# Problem description
Without altering anything, output the material below.

___

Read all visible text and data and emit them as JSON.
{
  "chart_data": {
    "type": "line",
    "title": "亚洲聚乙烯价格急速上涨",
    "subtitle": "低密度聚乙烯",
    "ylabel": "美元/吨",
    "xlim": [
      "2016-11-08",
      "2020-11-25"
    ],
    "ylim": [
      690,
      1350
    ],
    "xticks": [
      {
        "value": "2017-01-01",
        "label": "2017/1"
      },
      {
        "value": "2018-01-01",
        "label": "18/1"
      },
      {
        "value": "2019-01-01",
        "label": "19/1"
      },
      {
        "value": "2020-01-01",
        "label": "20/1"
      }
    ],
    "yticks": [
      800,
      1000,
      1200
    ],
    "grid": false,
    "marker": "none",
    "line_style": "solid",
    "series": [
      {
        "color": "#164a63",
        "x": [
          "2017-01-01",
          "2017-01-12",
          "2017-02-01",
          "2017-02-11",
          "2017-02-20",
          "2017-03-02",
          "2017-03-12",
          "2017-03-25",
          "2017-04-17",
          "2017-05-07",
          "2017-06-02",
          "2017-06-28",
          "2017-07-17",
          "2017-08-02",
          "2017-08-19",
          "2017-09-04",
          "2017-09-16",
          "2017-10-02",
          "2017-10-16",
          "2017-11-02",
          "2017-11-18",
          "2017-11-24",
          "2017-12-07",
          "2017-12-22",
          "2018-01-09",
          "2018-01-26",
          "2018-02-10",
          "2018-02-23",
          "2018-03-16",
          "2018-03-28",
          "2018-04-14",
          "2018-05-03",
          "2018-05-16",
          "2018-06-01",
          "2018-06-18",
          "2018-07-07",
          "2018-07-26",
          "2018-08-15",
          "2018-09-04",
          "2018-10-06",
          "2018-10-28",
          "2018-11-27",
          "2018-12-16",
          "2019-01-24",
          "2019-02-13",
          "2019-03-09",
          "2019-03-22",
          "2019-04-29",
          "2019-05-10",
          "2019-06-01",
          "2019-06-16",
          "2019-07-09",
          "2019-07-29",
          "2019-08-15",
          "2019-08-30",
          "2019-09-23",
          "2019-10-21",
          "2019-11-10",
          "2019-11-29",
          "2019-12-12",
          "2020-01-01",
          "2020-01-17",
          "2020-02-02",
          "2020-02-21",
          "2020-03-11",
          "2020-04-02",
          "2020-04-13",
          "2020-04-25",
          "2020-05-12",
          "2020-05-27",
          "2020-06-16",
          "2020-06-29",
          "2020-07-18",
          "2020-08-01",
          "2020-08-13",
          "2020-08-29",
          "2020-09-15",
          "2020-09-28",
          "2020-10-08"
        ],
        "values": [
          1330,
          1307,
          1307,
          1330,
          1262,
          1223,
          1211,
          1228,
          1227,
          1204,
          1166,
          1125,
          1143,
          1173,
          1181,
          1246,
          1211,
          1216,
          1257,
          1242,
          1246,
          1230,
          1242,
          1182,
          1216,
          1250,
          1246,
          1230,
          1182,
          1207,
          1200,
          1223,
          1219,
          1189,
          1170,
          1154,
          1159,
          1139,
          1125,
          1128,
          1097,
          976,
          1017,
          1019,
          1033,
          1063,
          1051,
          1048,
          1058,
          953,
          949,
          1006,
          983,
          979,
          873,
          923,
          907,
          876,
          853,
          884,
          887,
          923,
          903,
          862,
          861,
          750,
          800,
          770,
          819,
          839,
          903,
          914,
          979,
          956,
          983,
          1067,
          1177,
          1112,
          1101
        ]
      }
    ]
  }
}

___

# Solution for this task
Read all visible text and data and emit them as JSON.
{
  "chart_data": {
    "type": "line",
    "title": "亚洲聚乙烯价格急速上涨",
    "subtitle": "低密度聚乙烯",
    "ylabel": "美元/吨",
    "xlim": [
      "2016-11-08",
      "2020-11-25"
    ],
    "ylim": [
      690,
      1350
    ],
    "xticks": [
      {
        "value": "2017-01-01",
        "label": "2017/1"
      },
      {
        "value": "2018-01-01",
        "label": "18/1"
      },
      {
        "value": "2019-01-01",
        "label": "19/1"
      },
      {
        "value": "2020-01-01",
        "label": "20/1"
      }
    ],
    "yticks": [
      800,
      1000,
      1200
    ],
    "grid": false,
    "marker": "none",
    "line_style": "solid",
    "series": [
      {
        "color": "#164a63",
        "x": [
          "2017-01-01",
          "2017-01-12",
          "2017-02-01",
          "2017-02-11",
          "2017-02-20",
          "2017-03-02",
          "2017-03-12",
          "2017-03-25",
          "2017-04-17",
          "2017-05-07",
          "2017-06-02",
          "2017-06-28",
          "2017-07-17",
          "2017-08-02",
          "2017-08-19",
          "2017-09-04",
          "2017-09-16",
          "2017-10-02",
          "2017-10-16",
          "2017-11-02",
          "2017-11-18",
          "2017-11-24",
          "2017-12-07",
          "2017-12-22",
          "2018-01-09",
          "2018-01-26",
          "2018-02-10",
          "2018-02-23",
          "2018-03-16",
          "2018-03-28",
          "2018-04-14",
          "2018-05-03",
          "2018-05-16",
          "2018-06-01",
          "2018-06-18",
          "2018-07-07",
          "2018-07-26",
          "2018-08-15",
          "2018-09-04",
          "2018-10-06",
          "2018-10-28",
          "2018-11-27",
          "2018-12-16",
          "2019-01-24",
          "2019-02-13",
          "2019-03-09",
          "2019-03-22",
          "2019-04-29",
          "2019-05-10",
          "2019-06-01",
          "2019-06-16",
          "2019-07-09",
          "2019-07-29",
          "2019-08-15",
          "2019-08-30",
          "2019-09-23",
          "2019-10-21",
          "2019-11-10",
          "2019-11-29",
          "2019-12-12",
          "2020-01-01",
          "2020-01-17",
          "2020-02-02",
          "2020-02-21",
          "2020-03-11",
          "2020-04-02",
          "2020-04-13",
          "2020-04-25",
          "2020-05-12",
          "2020-05-27",
          "2020-06-16",
          "2020-06-29",
          "2020-07-18",
          "2020-08-01",
          "2020-08-13",
          "2020-08-29",
          "2020-09-15",
          "2020-09-28",
          "2020-10-08"
        ],
        "values": [
          1330,
          1307,
          1307,
          1330,
          1262,
          1223,
          1211,
          1228,
          1227,
          1204,
          1166,
          1125,
          1143,
          1173,
          1181,
          1246,
          1211,
          1216,
          1257,
          1242,
          1246,
          1230,
          1242,
          1182,
          1216,
          1250,
          1246,
          1230,
          1182,
          1207,
          1200,
          1223,
          1219,
          1189,
          1170,
          1154,
          1159,
          1139,
          1125,
          1128,
          1097,
          976,
          1017,
          1019,
          1033,
          1063,
          1051,
          1048,
          1058,
          953,
          949,
          1006,
          983,
          979,
          873,
          923,
          907,
          876,
          853,
          884,
          887,
          923,
          903,
          862,
          861,
          750,
          800,
          770,
          819,
          839,
          903,
          914,
          979,
          956,
          983,
          1067,
          1177,
          1112,
          1101
        ]
      }
    ]
  }
}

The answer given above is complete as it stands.